_GIVEN INFORMATION_:
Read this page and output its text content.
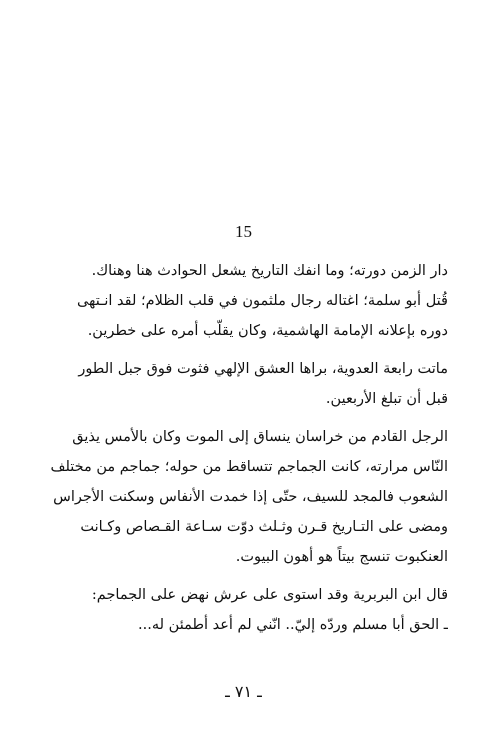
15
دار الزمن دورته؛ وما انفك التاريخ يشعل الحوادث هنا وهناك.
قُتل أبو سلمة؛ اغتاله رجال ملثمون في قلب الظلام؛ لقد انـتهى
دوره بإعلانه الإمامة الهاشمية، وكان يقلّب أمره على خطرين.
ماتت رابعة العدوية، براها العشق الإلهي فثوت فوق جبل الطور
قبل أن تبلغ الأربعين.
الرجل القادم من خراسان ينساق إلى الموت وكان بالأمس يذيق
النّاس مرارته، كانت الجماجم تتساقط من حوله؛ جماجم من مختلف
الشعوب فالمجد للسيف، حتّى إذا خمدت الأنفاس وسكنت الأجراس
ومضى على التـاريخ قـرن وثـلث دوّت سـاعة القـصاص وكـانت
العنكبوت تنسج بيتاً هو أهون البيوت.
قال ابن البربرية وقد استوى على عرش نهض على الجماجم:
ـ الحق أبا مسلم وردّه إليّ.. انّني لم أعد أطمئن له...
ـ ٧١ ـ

---

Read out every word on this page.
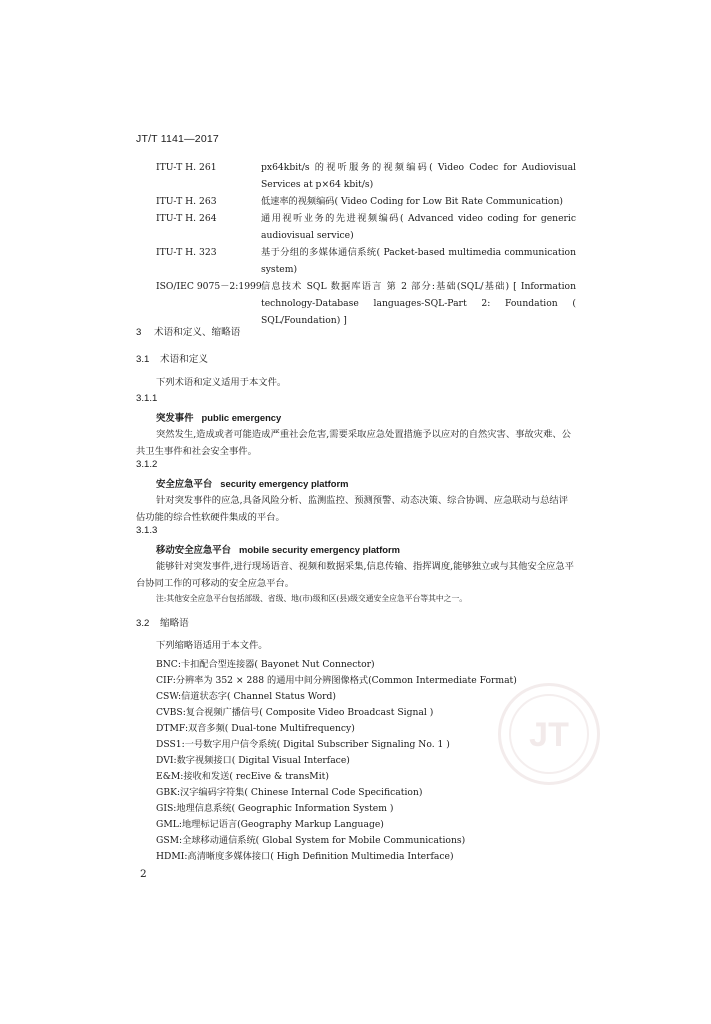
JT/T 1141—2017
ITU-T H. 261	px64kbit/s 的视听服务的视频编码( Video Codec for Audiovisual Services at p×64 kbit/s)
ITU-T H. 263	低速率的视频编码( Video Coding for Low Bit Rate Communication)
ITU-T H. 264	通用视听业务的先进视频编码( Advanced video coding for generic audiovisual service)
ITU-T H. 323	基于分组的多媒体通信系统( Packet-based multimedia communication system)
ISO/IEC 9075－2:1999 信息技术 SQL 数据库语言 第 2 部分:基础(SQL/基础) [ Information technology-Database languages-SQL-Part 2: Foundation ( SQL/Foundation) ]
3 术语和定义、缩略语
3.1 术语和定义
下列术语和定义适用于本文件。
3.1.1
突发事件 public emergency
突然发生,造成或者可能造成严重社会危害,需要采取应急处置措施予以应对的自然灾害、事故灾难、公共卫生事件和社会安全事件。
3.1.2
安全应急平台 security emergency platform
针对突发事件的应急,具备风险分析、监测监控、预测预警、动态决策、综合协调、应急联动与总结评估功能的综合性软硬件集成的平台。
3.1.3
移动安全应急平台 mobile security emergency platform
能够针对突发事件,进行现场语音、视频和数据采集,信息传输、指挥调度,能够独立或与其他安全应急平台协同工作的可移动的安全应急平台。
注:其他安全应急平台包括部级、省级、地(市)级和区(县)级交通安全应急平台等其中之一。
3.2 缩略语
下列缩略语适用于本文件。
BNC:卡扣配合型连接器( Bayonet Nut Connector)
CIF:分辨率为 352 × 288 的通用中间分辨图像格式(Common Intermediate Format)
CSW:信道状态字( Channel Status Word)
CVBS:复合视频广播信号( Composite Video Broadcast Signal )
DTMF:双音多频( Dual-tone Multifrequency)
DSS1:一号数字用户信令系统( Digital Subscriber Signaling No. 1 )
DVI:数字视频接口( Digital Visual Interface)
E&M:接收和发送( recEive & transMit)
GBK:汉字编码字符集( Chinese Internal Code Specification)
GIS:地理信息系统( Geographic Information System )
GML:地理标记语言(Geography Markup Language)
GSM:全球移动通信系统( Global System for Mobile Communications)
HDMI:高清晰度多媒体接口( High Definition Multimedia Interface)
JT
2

---

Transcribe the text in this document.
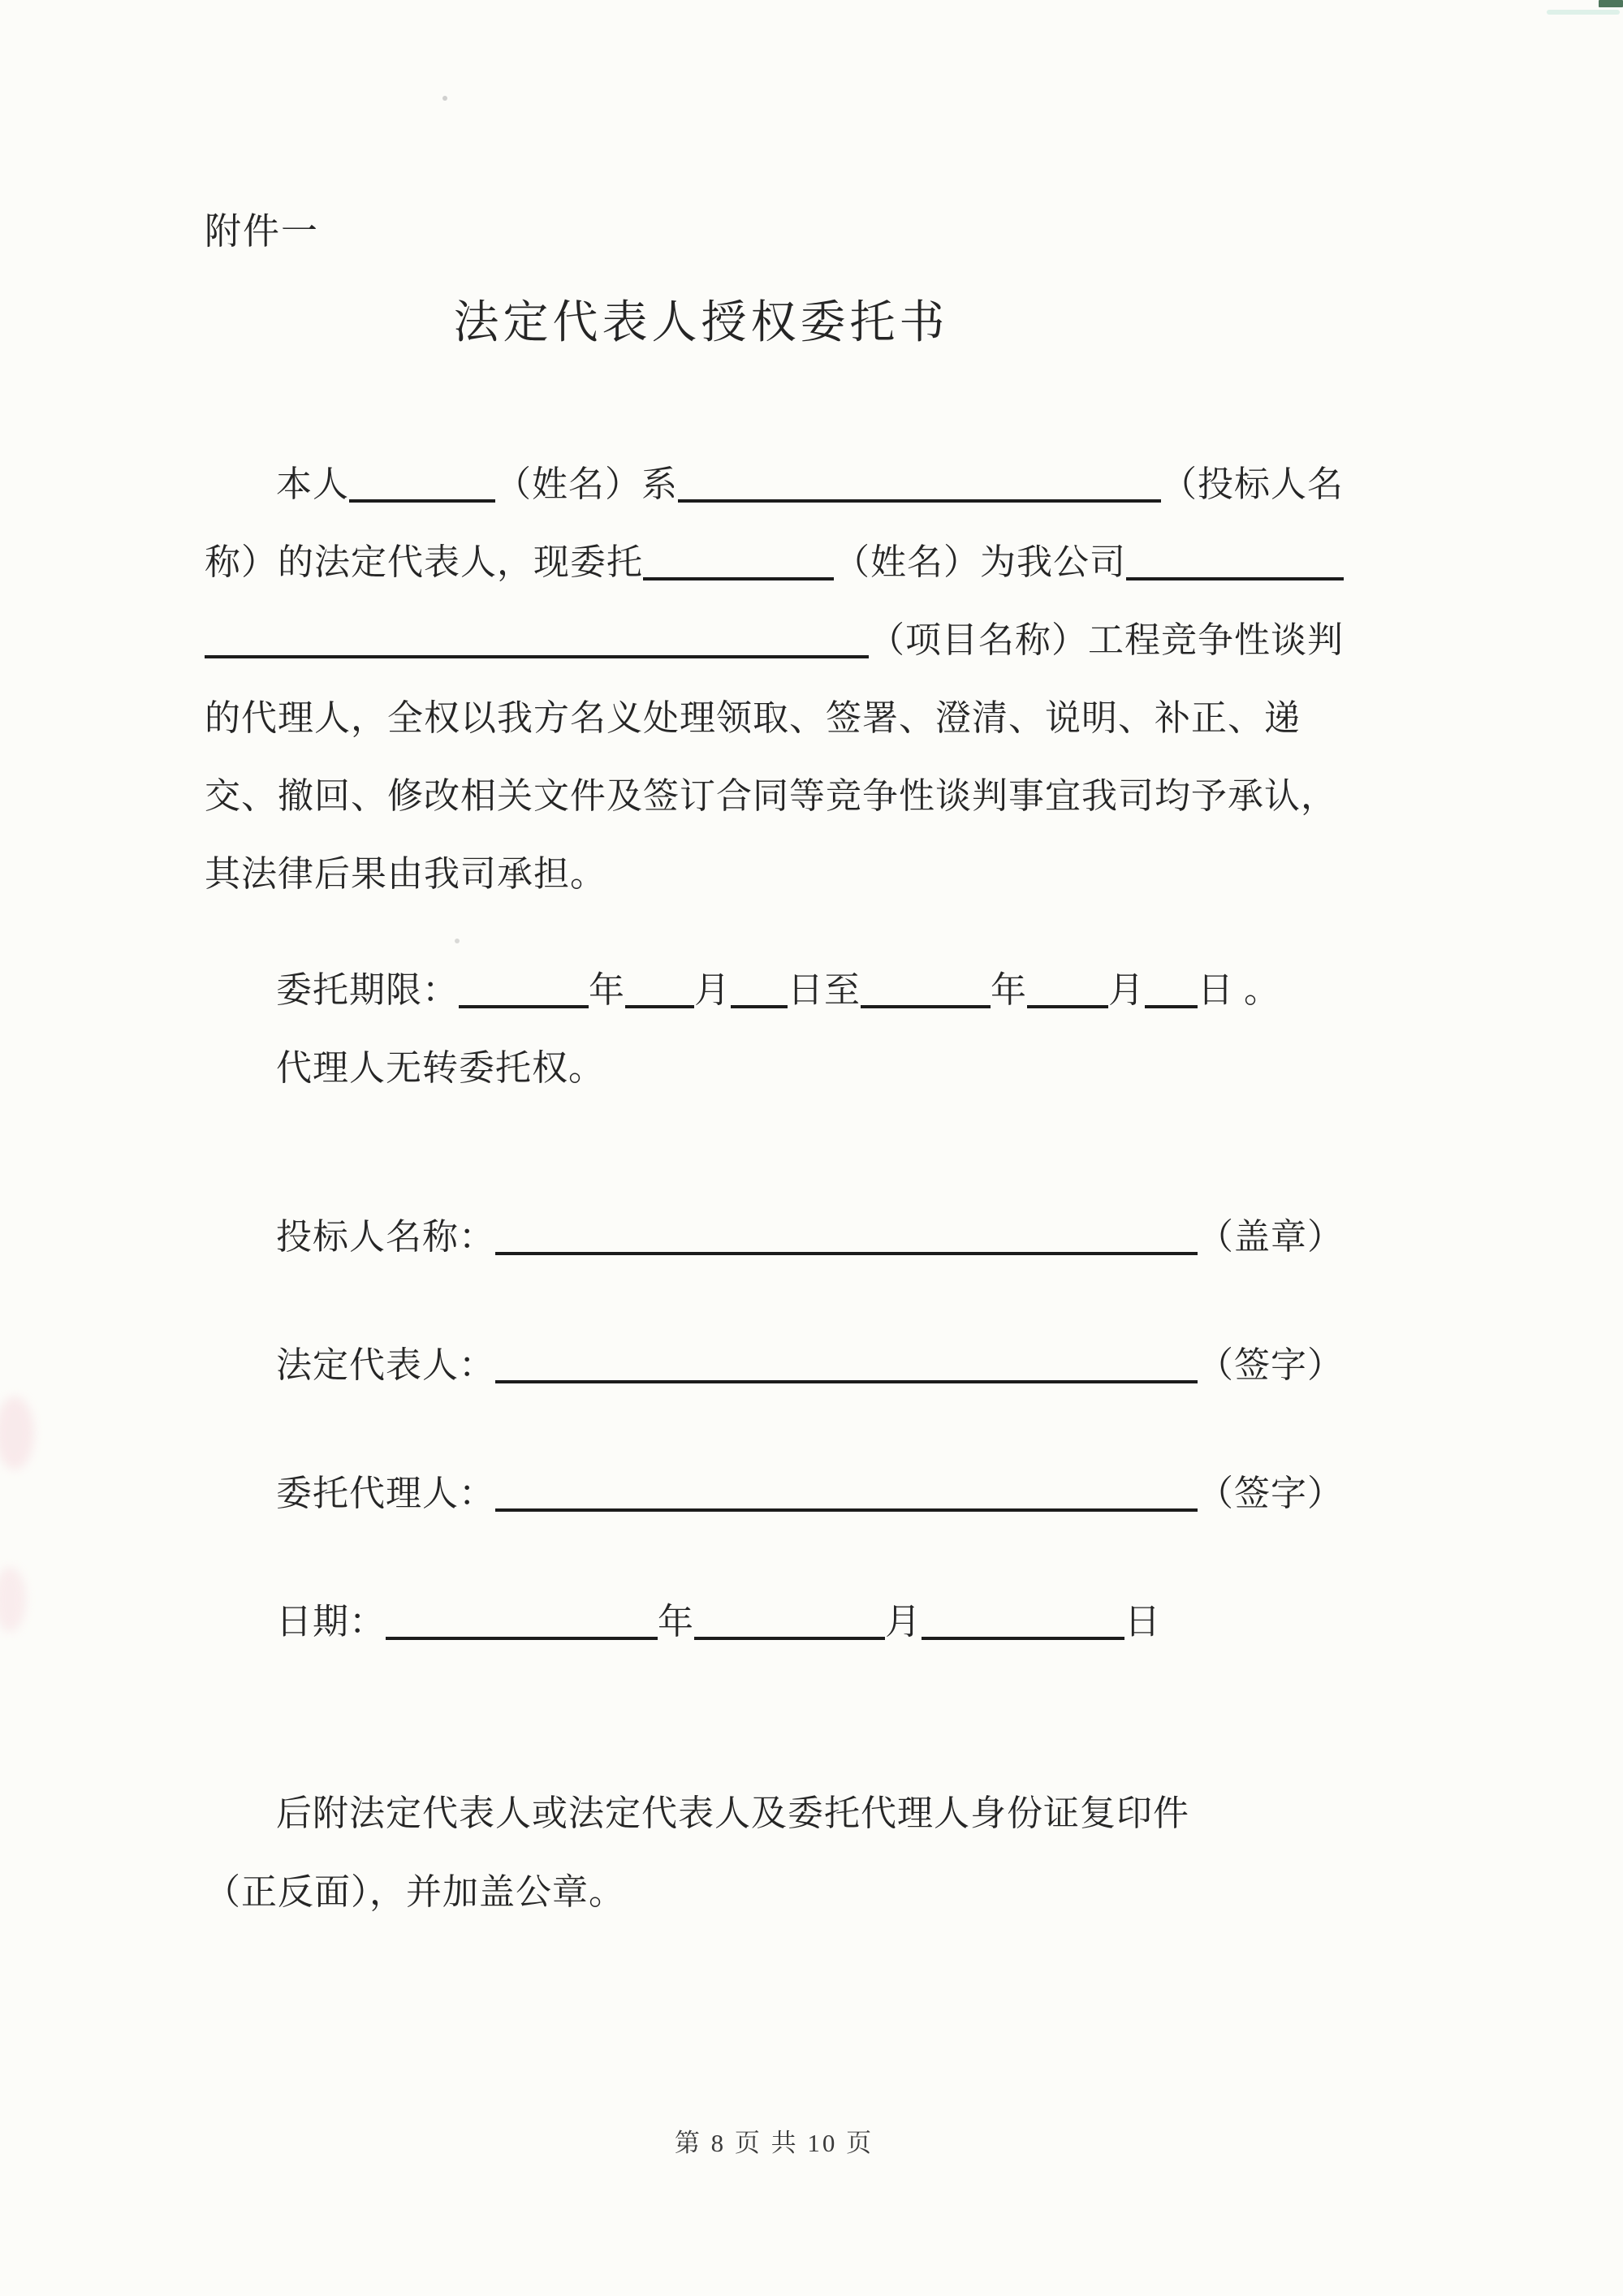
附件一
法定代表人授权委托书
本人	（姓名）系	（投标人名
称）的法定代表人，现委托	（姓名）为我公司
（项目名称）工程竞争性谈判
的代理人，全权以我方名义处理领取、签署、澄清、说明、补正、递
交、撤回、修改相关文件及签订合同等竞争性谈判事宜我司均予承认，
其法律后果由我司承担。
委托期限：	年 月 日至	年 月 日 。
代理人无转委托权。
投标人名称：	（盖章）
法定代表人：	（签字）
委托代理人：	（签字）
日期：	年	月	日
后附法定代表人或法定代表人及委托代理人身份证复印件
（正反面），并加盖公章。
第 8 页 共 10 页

_BRIEF_: From the material above, copy each line that includes the word "page".

_COMPLETED TASK_:
Read this page and output its text content.
Read out every word on this page.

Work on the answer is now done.